▶ **Trecho do documento**:
------------------------------------------------------------
09 junho 2009

concurso cronistas - 5º desafio

Desafio:
Prezado Cronista,
Nem só de grandes fatos se faz a crônica do nosso tempo, aliás, os pequenos acontecimentos têm o condão de simbolizarem melhor o homem e seus impasses nestes nossos conturbados dias que as grandes manchetes dos jornais,
Gosto de dizer que a crônica expressa o que foi manchete na alma do cronista naquele dia,
Pois bem... Abaixo relacionei 32 acontecimentos dos nossos tempos. Qual deles daria uma boa manchete em sua alma?
Escolha um dos temas e envie como de costume para esta redação!
Aguardo ansioso!
O Editor

Escolhi:
Idosos acusados de feitiçaria estão a ser "enterrados vivos" na província angolana da Lunda-Norte, denunciou esta terça-feira o bispo D. José Imbamba .
Em declarações à Lusa, o bispo da Lunda-Norte disse que o número de casos envolvendo estas práticas não é ainda "alarmante", mas é "muito preocupante", adiantando que "em alguns casos", estas pessoas são enterradas "com os cadáveres daqueles a quem acusam de ter morto por feitiço". "O último caso ocorreu há 15 dias, mas graças à intervenção de um grupo de catequistas, o velho, que já se encontrava preso e a caminho do cemitério, foi salvo", informou o prelado.

Crónica:
áxis mundi
A sociedade ocidental, fortemente influenciada pelo positivismo, ainda hoje vive agarrada à ciência convencional, que na sua pressa pelas descobertas e na sua voracidade pelo conhecimento, objectivo santo e sacro da “boa” ciência, esquece com facilidade tudo ou parte daquilo que a precedeu, fundou ou fundamentou e permitiu evoluir até ao estado presente.
------------------------------------------------------------
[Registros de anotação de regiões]
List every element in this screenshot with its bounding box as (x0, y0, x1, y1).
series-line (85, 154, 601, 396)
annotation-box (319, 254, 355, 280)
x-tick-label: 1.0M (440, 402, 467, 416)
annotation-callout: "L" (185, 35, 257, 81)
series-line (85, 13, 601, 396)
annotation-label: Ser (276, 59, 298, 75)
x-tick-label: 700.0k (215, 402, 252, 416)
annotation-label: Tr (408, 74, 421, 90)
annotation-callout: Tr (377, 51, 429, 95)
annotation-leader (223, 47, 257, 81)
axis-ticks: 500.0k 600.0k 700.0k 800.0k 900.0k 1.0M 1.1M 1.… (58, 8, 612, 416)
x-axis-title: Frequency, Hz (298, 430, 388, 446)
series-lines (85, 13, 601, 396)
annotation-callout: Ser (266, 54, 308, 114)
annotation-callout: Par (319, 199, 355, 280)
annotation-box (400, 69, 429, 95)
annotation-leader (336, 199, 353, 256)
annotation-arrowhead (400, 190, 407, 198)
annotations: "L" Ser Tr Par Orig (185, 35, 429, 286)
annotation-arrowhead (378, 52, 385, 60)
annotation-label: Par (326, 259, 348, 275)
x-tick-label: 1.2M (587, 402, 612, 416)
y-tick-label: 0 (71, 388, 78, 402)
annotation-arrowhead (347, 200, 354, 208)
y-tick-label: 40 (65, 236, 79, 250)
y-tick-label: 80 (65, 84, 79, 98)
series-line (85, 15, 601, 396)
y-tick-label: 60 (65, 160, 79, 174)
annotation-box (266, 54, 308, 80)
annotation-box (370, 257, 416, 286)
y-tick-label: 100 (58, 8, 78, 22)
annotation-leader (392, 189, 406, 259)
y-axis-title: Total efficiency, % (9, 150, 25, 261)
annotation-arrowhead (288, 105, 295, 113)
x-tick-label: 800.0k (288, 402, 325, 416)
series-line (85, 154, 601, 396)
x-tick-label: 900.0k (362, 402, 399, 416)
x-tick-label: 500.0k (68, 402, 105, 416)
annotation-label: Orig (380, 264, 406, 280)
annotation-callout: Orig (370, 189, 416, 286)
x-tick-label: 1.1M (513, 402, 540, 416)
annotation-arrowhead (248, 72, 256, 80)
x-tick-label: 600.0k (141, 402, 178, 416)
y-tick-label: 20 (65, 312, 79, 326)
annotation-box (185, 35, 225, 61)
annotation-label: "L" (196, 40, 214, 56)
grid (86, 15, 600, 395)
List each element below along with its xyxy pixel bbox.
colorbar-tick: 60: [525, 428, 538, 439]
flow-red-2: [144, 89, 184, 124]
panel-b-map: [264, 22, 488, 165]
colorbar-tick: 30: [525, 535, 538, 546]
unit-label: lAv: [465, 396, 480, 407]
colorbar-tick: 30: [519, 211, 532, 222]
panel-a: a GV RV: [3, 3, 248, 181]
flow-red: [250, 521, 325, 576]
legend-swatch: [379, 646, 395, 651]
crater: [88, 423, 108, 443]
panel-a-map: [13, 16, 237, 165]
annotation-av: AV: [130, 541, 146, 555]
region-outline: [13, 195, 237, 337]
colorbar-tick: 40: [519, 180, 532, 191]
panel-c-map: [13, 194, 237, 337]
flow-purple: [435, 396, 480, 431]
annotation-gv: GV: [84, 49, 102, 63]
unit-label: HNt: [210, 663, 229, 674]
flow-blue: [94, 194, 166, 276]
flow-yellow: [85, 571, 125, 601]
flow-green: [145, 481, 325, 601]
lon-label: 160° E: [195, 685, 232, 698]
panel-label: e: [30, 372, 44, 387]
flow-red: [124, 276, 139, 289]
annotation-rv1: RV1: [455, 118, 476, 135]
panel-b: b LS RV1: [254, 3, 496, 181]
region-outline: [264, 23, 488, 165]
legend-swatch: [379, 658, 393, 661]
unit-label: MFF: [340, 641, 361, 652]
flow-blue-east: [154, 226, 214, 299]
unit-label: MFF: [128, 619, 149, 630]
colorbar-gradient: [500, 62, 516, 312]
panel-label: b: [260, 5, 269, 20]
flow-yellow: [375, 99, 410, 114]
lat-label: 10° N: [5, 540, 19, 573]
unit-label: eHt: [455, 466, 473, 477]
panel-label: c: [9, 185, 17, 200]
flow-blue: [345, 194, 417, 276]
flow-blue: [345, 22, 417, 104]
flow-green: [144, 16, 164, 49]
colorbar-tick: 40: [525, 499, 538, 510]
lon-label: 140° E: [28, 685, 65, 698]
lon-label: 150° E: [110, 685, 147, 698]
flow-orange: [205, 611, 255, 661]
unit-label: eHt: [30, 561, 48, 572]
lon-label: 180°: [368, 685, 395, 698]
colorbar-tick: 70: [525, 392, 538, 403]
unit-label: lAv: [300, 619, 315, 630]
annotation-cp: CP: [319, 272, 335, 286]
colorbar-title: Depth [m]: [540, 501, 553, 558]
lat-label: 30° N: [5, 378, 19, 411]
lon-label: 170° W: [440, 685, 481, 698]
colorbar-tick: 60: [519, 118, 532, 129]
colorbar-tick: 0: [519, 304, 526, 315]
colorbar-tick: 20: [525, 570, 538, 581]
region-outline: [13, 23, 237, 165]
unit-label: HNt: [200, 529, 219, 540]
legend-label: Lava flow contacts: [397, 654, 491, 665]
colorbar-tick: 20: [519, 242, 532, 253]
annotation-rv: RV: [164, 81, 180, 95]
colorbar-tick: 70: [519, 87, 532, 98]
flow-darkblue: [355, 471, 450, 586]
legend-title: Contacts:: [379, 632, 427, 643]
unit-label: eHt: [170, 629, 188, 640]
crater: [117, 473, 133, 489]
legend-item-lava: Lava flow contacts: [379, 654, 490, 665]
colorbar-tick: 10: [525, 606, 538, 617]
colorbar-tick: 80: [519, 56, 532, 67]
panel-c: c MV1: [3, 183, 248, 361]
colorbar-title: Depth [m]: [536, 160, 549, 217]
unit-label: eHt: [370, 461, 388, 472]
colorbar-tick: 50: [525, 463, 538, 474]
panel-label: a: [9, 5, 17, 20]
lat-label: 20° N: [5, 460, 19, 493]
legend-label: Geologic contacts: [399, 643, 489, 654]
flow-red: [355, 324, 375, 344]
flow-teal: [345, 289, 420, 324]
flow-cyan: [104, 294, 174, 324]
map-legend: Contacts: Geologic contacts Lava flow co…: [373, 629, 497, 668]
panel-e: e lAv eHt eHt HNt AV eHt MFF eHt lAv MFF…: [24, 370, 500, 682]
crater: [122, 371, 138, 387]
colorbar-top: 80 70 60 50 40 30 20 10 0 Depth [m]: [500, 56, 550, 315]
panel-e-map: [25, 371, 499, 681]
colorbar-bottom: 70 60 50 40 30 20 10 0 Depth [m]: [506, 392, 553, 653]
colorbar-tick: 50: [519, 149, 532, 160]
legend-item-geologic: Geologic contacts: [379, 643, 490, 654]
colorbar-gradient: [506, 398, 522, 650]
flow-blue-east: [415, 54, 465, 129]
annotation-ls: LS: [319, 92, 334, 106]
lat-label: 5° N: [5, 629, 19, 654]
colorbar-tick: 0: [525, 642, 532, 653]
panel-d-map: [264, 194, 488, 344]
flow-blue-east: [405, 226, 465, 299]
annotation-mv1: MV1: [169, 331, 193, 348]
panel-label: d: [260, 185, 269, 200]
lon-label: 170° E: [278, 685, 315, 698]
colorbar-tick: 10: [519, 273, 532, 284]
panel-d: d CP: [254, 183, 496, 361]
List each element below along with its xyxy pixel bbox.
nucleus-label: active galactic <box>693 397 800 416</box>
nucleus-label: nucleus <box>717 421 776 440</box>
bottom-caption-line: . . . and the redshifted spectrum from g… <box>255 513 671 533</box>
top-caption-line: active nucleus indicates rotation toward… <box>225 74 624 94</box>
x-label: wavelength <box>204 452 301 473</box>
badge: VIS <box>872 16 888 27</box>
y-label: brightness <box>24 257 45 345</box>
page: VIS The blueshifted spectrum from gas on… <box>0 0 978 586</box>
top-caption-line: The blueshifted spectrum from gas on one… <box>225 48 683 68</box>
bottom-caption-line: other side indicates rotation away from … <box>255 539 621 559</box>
------------------------------------------------------------
▶ **Objetivo**:
Responda às perguntas abaixo sobre o texto do concurso de cronistas, numerando as respostas da mesma forma.
1. Quantos acontecimentos o Editor diz ter relacionado para os participantes escolherem?
2. Em que província angolana idosos acusados de feitiçaria estão a ser enterrados vivos, segundo o tema escolhido?
3. Quem interveio para salvar o velho no último caso relatado pelo bispo?

▶ **Resposta do exercício**:
1. 32 acontecimentos.
2. Na província da Lunda-Norte.
3. Um grupo de catequistas.